**GIVEN ENTRIES**:
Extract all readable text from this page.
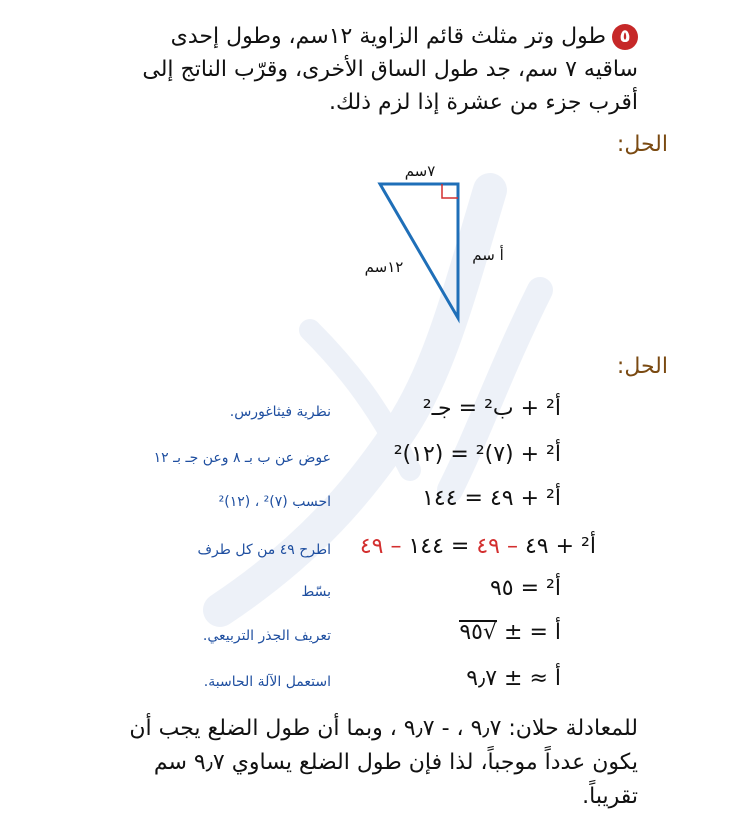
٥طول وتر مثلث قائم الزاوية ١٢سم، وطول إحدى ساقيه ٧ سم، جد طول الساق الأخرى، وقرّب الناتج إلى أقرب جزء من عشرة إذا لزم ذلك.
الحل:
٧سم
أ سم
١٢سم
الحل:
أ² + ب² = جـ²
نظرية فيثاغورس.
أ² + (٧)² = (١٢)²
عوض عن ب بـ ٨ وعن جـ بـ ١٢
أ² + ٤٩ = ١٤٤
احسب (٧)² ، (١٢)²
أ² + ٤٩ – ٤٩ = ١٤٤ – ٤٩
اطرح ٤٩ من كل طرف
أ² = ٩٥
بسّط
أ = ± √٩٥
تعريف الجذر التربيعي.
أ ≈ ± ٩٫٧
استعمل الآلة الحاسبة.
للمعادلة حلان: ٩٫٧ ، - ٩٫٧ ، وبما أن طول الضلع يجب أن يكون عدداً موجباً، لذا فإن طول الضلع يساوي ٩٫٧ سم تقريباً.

**PROBLEM DETAILS**: Using the records above, retype everything exactly except the pictures.

**REPLY**:
Extract all readable text from this page.
٥طول وتر مثلث قائم الزاوية ١٢سم، وطول إحدى ساقيه ٧ سم، جد طول الساق الأخرى، وقرّب الناتج إلى أقرب جزء من عشرة إذا لزم ذلك.
الحل:
٧سم
أ سم
١٢سم
الحل:
أ² + ب² = جـ²
نظرية فيثاغورس.
أ² + (٧)² = (١٢)²
عوض عن ب بـ ٨ وعن جـ بـ ١٢
أ² + ٤٩ = ١٤٤
احسب (٧)² ، (١٢)²
أ² + ٤٩ – ٤٩ = ١٤٤ – ٤٩
اطرح ٤٩ من كل طرف
أ² = ٩٥
بسّط
أ = ± √٩٥
تعريف الجذر التربيعي.
أ ≈ ± ٩٫٧
استعمل الآلة الحاسبة.
للمعادلة حلان: ٩٫٧ ، - ٩٫٧ ، وبما أن طول الضلع يجب أن يكون عدداً موجباً، لذا فإن طول الضلع يساوي ٩٫٧ سم تقريباً.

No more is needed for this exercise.